··· Entries

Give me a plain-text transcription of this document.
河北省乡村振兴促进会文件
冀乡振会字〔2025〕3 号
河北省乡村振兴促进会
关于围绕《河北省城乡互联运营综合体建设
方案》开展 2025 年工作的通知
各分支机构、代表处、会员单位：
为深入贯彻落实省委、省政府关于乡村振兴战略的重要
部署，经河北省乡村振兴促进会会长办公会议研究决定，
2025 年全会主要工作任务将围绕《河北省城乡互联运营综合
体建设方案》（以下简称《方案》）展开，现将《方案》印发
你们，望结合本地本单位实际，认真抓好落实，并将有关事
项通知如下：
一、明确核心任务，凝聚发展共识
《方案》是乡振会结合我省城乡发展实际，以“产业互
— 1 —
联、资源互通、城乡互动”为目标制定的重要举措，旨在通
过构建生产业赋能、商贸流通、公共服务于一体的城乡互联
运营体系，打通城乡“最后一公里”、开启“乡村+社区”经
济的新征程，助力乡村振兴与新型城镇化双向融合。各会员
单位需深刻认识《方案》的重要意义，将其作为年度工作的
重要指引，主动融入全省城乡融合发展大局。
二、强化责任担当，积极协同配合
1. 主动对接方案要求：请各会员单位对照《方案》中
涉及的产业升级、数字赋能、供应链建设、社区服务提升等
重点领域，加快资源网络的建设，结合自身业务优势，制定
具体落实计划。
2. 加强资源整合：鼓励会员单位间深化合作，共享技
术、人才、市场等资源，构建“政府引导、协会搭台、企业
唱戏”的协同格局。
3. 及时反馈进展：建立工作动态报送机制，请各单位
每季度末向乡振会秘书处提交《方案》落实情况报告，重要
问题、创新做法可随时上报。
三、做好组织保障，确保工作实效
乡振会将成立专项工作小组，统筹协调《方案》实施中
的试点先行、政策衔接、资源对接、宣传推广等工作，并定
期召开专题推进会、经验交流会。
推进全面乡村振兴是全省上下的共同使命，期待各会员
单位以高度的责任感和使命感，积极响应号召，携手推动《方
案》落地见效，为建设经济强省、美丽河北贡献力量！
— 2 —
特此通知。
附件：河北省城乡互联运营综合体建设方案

······

- Written exercise: Copy all the entries verbatim.

- Full answer:
Give me a plain-text transcription of this document.
河北省乡村振兴促进会文件
冀乡振会字〔2025〕3 号
河北省乡村振兴促进会
关于围绕《河北省城乡互联运营综合体建设
方案》开展 2025 年工作的通知
各分支机构、代表处、会员单位：
为深入贯彻落实省委、省政府关于乡村振兴战略的重要
部署，经河北省乡村振兴促进会会长办公会议研究决定，
2025 年全会主要工作任务将围绕《河北省城乡互联运营综合
体建设方案》（以下简称《方案》）展开，现将《方案》印发
你们，望结合本地本单位实际，认真抓好落实，并将有关事
项通知如下：
一、明确核心任务，凝聚发展共识
《方案》是乡振会结合我省城乡发展实际，以“产业互
— 1 —
联、资源互通、城乡互动”为目标制定的重要举措，旨在通
过构建生产业赋能、商贸流通、公共服务于一体的城乡互联
运营体系，打通城乡“最后一公里”、开启“乡村+社区”经
济的新征程，助力乡村振兴与新型城镇化双向融合。各会员
单位需深刻认识《方案》的重要意义，将其作为年度工作的
重要指引，主动融入全省城乡融合发展大局。
二、强化责任担当，积极协同配合
1. 主动对接方案要求：请各会员单位对照《方案》中
涉及的产业升级、数字赋能、供应链建设、社区服务提升等
重点领域，加快资源网络的建设，结合自身业务优势，制定
具体落实计划。
2. 加强资源整合：鼓励会员单位间深化合作，共享技
术、人才、市场等资源，构建“政府引导、协会搭台、企业
唱戏”的协同格局。
3. 及时反馈进展：建立工作动态报送机制，请各单位
每季度末向乡振会秘书处提交《方案》落实情况报告，重要
问题、创新做法可随时上报。
三、做好组织保障，确保工作实效
乡振会将成立专项工作小组，统筹协调《方案》实施中
的试点先行、政策衔接、资源对接、宣传推广等工作，并定
期召开专题推进会、经验交流会。
推进全面乡村振兴是全省上下的共同使命，期待各会员
单位以高度的责任感和使命感，积极响应号召，携手推动《方
案》落地见效，为建设经济强省、美丽河北贡献力量！
— 2 —
特此通知。
附件：河北省城乡互联运营综合体建设方案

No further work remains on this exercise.